___ DATA ENTRIES
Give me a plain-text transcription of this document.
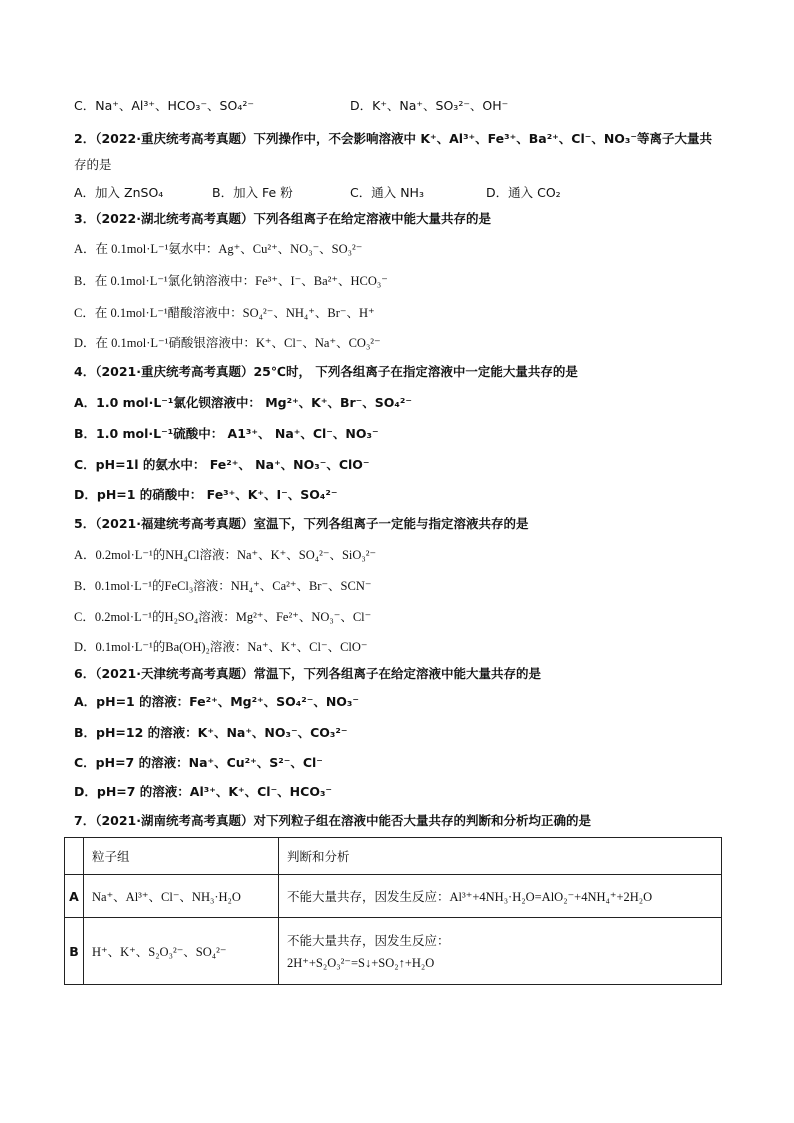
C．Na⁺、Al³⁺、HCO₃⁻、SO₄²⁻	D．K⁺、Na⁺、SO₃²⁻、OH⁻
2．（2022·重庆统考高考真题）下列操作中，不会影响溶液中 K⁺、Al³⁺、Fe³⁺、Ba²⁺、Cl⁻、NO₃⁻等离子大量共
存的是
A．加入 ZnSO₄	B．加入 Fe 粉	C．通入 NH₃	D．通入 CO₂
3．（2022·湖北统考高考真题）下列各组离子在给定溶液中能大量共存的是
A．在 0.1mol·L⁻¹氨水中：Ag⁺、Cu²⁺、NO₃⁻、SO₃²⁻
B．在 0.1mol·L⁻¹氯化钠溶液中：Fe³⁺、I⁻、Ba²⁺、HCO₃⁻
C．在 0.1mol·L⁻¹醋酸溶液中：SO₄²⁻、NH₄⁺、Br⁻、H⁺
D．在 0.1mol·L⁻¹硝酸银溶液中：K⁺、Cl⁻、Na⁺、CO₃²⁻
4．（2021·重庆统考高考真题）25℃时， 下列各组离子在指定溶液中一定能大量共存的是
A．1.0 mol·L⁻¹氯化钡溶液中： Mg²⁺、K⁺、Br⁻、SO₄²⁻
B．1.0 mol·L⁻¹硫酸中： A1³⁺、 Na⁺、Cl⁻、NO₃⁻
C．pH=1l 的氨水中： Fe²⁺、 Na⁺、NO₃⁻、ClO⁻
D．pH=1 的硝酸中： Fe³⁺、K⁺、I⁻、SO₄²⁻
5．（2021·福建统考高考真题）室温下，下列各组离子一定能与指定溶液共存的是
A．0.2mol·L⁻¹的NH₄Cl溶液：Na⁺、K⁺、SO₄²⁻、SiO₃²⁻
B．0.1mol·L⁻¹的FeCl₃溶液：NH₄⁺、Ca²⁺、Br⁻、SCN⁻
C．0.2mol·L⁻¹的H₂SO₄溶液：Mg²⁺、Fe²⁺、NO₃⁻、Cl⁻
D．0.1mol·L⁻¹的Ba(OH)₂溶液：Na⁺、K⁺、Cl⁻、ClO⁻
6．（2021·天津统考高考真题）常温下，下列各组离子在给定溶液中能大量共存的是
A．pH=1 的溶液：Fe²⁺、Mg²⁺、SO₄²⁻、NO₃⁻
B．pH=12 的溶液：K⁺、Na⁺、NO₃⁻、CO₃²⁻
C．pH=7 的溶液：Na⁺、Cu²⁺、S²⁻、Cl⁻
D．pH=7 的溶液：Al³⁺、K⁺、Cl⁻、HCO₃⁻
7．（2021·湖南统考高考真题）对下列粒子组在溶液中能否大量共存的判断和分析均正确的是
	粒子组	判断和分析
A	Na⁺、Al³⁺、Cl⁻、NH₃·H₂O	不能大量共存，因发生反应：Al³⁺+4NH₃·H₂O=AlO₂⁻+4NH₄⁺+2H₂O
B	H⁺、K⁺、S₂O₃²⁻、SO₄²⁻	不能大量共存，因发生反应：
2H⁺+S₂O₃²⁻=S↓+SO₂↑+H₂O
______
___ DATA ENTRIES
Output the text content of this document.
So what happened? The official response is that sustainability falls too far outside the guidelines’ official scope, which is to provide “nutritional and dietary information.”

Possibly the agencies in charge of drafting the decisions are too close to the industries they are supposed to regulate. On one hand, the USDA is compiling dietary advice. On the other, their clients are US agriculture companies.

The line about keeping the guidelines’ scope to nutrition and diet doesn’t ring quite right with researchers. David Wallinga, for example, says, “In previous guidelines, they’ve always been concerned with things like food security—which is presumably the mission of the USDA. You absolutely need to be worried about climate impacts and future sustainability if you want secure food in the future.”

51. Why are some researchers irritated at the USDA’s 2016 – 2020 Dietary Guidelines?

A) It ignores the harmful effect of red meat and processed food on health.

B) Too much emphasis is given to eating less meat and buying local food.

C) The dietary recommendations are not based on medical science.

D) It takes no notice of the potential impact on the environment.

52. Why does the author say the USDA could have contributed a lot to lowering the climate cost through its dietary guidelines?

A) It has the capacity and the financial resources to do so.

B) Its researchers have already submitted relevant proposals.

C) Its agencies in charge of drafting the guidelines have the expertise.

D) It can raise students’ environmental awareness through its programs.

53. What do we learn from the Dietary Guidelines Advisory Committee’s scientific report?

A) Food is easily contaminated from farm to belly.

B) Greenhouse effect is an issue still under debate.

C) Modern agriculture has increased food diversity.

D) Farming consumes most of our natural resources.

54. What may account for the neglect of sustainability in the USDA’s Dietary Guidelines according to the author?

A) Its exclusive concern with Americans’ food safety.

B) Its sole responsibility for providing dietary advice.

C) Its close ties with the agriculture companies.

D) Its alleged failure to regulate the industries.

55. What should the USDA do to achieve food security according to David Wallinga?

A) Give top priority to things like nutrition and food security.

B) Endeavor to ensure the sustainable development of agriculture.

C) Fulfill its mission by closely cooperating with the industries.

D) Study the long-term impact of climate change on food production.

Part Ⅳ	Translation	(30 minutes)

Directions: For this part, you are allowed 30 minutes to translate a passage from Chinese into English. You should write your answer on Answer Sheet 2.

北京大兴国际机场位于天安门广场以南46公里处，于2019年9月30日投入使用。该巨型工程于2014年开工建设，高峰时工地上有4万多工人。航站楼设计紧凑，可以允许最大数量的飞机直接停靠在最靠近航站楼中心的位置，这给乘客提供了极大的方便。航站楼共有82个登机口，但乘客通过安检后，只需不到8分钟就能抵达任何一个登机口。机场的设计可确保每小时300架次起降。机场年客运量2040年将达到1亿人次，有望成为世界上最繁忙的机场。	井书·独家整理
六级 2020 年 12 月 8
______
INSTRUCTIONS TO FOLLOW
Determine how many lines in the listing above hold the string "industries", then write only the number.

TASK ANSWER
3